The key question as to whether a reduced and/or selectively integrated element can be recommended for practical use is: Has the element formulation (using the specific integration procedure) been sufficiently tested and analyzed for its stability and convergence? If tractable, a mathematical stability and convergence analysis is of course most desirable.
A natural first step in such an analysis is to view the reduced and/or selectively integrated element as a mixed element (see D. Chapelle and K. J. Bathe [E]). (An example is the two-node mixed interpolated beam element in Section 5.4.1 further mentioned below.) Once the exact equivalence between the reduced and/or selectively integrated element and a mixed formulation has been identified, the second step is to analyze the mixed formulation for stability and convergence and in this way obtain a deep understanding of the element based on the reduced/selective integration.
Since there are many possibilities for assumptions in mixed formulations, it is natural to assume that there exists a mixed formulation that is equivalent to the reduced/selectively integrated element and seek that formulation for analysis purposes. However, the mere fact
that in general reduced/selectively integrated elements can be regarded as mixed formulations does not justify the use of reduced integration because of course not every mixed formulation represents a reliable and efficient finite element scheme. Rather, this equivalence (with the details to be identified in each specific case) only points toward an approach for the analysis of reduced/selectively integrated elements.
^^^^
- [Given request]: In the passage on reduced and selectively integrated elements, what is the natural first step in analyzing such an element for stability and convergence? The material is not needed for the task.

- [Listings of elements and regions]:
^^^^
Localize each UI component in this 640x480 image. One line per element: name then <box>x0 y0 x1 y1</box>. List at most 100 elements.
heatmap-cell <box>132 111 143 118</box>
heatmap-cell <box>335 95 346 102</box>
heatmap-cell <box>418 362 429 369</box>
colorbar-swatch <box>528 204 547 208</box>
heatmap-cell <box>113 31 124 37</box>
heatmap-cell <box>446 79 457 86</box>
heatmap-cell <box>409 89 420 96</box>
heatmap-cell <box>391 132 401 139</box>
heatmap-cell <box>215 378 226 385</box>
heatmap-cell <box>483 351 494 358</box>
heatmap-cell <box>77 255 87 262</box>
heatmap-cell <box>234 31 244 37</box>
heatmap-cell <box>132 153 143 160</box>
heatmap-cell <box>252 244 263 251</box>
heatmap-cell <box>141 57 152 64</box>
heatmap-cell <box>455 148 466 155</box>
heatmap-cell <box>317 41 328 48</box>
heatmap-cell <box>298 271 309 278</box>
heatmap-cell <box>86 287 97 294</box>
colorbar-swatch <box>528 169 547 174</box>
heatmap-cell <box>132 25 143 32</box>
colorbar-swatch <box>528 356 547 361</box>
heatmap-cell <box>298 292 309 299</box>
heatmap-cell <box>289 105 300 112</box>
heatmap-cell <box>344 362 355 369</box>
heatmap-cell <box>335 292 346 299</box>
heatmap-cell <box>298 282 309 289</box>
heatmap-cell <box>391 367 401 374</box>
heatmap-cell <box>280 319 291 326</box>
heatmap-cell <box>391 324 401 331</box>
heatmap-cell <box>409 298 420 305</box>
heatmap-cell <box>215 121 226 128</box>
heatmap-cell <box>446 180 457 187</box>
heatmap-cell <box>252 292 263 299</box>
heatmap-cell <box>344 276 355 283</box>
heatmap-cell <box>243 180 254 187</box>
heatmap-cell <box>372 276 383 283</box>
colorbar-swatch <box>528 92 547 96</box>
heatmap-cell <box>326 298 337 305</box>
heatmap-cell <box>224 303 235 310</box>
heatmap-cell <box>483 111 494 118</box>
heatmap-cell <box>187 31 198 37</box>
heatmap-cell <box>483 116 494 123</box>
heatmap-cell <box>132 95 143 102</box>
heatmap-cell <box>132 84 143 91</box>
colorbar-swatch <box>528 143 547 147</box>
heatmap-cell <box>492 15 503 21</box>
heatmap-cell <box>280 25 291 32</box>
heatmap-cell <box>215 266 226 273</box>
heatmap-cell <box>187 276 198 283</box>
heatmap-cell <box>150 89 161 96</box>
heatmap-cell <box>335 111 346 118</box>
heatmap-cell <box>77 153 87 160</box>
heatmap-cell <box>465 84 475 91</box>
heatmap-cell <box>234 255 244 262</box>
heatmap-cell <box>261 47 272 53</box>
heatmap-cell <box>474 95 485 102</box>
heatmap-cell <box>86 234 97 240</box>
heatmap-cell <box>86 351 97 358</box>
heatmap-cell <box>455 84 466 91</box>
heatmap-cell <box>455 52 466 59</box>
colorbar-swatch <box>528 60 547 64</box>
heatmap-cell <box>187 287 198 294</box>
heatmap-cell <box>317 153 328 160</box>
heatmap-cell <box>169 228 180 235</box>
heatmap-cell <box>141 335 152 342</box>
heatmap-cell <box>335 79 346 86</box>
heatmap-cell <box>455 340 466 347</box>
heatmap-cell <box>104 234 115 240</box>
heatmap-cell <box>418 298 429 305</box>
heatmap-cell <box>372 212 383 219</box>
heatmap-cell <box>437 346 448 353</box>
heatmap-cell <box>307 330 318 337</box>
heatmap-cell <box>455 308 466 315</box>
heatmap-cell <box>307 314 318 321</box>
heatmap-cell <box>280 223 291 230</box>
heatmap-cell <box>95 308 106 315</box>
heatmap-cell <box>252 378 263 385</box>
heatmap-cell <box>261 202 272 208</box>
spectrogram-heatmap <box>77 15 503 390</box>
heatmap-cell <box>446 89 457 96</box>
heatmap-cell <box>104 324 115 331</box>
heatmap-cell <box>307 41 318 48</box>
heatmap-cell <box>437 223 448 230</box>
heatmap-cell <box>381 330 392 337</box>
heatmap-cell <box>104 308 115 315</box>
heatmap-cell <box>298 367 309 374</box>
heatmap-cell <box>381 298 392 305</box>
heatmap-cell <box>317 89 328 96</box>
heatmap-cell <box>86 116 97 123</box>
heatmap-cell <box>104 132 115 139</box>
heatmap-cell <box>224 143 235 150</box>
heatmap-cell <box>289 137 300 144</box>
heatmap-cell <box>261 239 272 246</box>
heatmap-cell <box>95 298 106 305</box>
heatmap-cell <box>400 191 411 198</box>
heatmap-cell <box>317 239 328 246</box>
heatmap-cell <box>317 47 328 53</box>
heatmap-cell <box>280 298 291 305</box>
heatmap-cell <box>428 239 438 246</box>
^^^^
- [Task solution]: Viewing the reduced and/or selectively integrated element as a mixed element.